● Exercise task
Retype the complete listing exactly as it appears.

### The records ###

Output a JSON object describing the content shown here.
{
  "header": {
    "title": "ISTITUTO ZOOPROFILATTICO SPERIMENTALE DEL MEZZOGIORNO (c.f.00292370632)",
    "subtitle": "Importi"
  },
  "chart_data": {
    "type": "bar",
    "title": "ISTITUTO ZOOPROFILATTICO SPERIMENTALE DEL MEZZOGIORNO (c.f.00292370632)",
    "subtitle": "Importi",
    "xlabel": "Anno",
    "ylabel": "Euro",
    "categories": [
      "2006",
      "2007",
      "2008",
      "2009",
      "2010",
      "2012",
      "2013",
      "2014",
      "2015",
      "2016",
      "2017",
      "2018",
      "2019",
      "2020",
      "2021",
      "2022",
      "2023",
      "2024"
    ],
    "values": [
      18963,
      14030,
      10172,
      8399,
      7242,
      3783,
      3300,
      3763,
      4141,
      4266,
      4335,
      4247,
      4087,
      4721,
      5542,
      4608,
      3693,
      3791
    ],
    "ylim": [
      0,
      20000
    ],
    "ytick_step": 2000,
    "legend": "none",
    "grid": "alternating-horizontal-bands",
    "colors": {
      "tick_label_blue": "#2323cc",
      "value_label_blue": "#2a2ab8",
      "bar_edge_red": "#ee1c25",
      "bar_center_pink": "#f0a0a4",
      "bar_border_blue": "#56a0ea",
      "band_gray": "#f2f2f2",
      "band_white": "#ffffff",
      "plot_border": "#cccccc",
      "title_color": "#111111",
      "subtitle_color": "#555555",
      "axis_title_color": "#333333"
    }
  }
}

###

● Solution
Output a JSON object describing the content shown here.
{
  "header": {
    "title": "ISTITUTO ZOOPROFILATTICO SPERIMENTALE DEL MEZZOGIORNO (c.f.00292370632)",
    "subtitle": "Importi"
  },
  "chart_data": {
    "type": "bar",
    "title": "ISTITUTO ZOOPROFILATTICO SPERIMENTALE DEL MEZZOGIORNO (c.f.00292370632)",
    "subtitle": "Importi",
    "xlabel": "Anno",
    "ylabel": "Euro",
    "categories": [
      "2006",
      "2007",
      "2008",
      "2009",
      "2010",
      "2012",
      "2013",
      "2014",
      "2015",
      "2016",
      "2017",
      "2018",
      "2019",
      "2020",
      "2021",
      "2022",
      "2023",
      "2024"
    ],
    "values": [
      18963,
      14030,
      10172,
      8399,
      7242,
      3783,
      3300,
      3763,
      4141,
      4266,
      4335,
      4247,
      4087,
      4721,
      5542,
      4608,
      3693,
      3791
    ],
    "ylim": [
      0,
      20000
    ],
    "ytick_step": 2000,
    "legend": "none",
    "grid": "alternating-horizontal-bands",
    "colors": {
      "tick_label_blue": "#2323cc",
      "value_label_blue": "#2a2ab8",
      "bar_edge_red": "#ee1c25",
      "bar_center_pink": "#f0a0a4",
      "bar_border_blue": "#56a0ea",
      "band_gray": "#f2f2f2",
      "band_white": "#ffffff",
      "plot_border": "#cccccc",
      "title_color": "#111111",
      "subtitle_color": "#555555",
      "axis_title_color": "#333333"
    }
  }
}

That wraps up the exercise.